§ Exercise brief: Select the lines of the records containing the word "this" and list them.

Records
• • • •
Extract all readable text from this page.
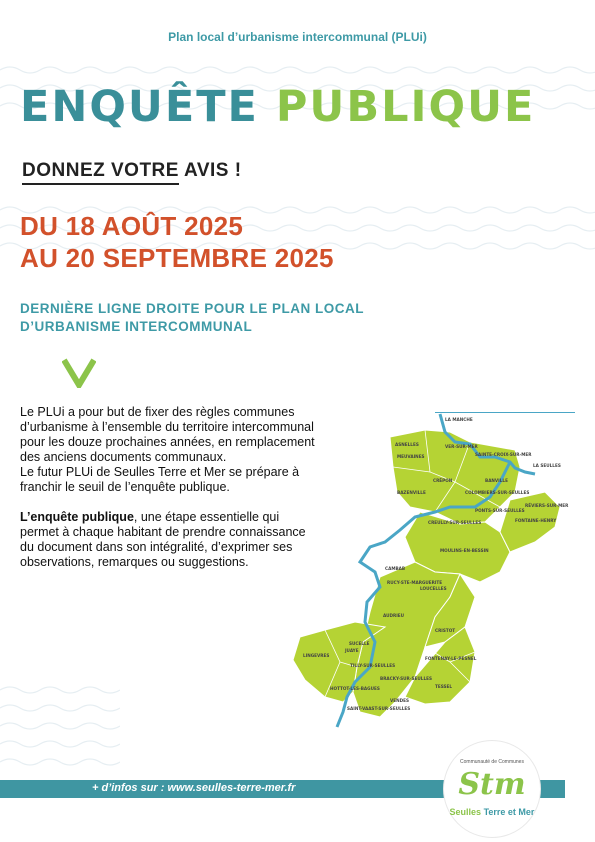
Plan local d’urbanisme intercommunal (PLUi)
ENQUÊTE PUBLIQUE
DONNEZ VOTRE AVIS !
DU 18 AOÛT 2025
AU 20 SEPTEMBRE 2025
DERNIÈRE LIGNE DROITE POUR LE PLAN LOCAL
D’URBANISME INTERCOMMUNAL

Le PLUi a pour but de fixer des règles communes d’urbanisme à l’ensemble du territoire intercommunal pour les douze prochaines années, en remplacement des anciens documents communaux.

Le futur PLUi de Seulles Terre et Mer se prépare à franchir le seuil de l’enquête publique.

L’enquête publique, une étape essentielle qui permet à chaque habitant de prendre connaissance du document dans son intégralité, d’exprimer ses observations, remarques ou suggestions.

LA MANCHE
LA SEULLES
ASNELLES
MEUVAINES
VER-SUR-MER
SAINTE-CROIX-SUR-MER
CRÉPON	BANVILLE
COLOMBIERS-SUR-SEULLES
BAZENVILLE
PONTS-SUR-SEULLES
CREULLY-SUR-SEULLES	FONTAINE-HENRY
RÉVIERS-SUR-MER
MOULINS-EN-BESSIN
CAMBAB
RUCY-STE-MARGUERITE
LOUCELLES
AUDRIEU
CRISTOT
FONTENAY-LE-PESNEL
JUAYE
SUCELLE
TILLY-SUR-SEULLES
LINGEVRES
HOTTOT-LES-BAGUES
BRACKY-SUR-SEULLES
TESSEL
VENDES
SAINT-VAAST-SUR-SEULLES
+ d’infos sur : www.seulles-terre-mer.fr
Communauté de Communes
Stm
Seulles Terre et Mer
• • • •
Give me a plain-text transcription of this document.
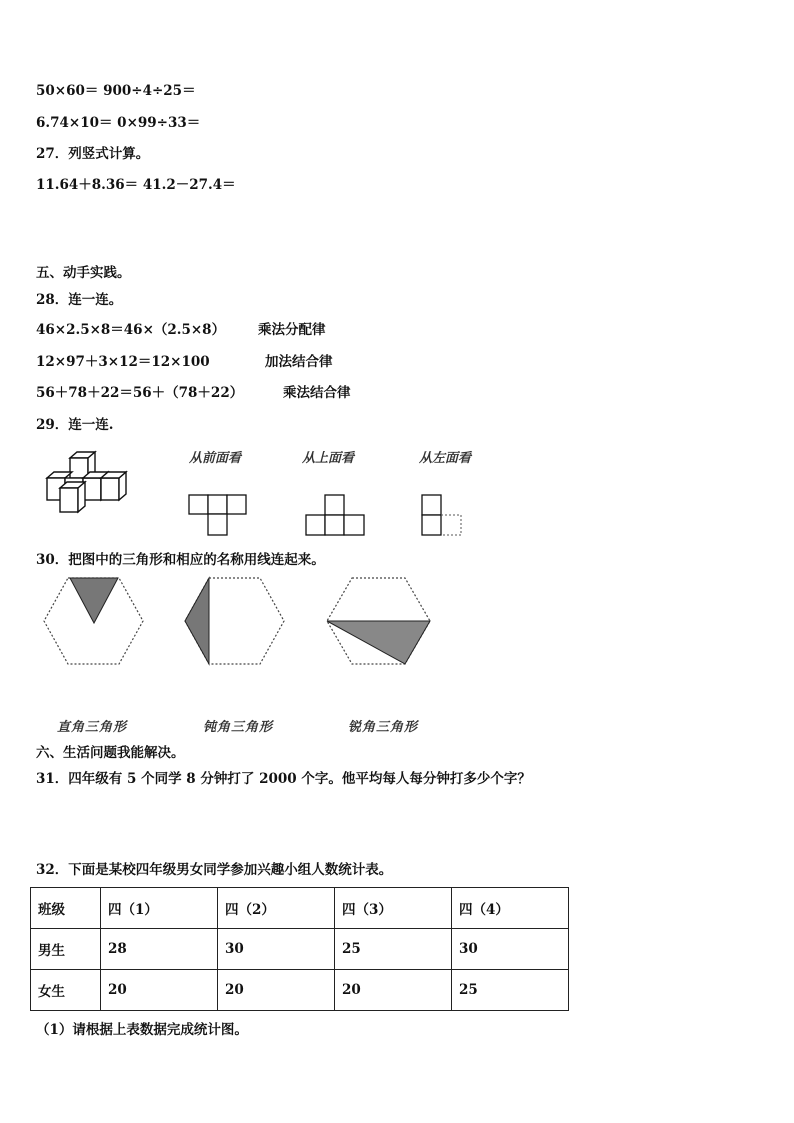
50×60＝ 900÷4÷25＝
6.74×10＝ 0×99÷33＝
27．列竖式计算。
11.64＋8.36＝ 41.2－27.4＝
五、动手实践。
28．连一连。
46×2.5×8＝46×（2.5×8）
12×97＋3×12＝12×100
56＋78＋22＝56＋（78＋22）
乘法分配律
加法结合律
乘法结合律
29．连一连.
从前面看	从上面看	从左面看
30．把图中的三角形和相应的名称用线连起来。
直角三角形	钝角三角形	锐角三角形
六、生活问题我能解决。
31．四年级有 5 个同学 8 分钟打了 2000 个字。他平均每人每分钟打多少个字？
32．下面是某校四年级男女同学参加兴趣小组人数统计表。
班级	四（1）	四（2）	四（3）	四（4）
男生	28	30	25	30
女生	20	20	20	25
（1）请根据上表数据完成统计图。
• • • •
§ Result:
Extract all readable text from this page.
Give me a plain-text transcription of this document.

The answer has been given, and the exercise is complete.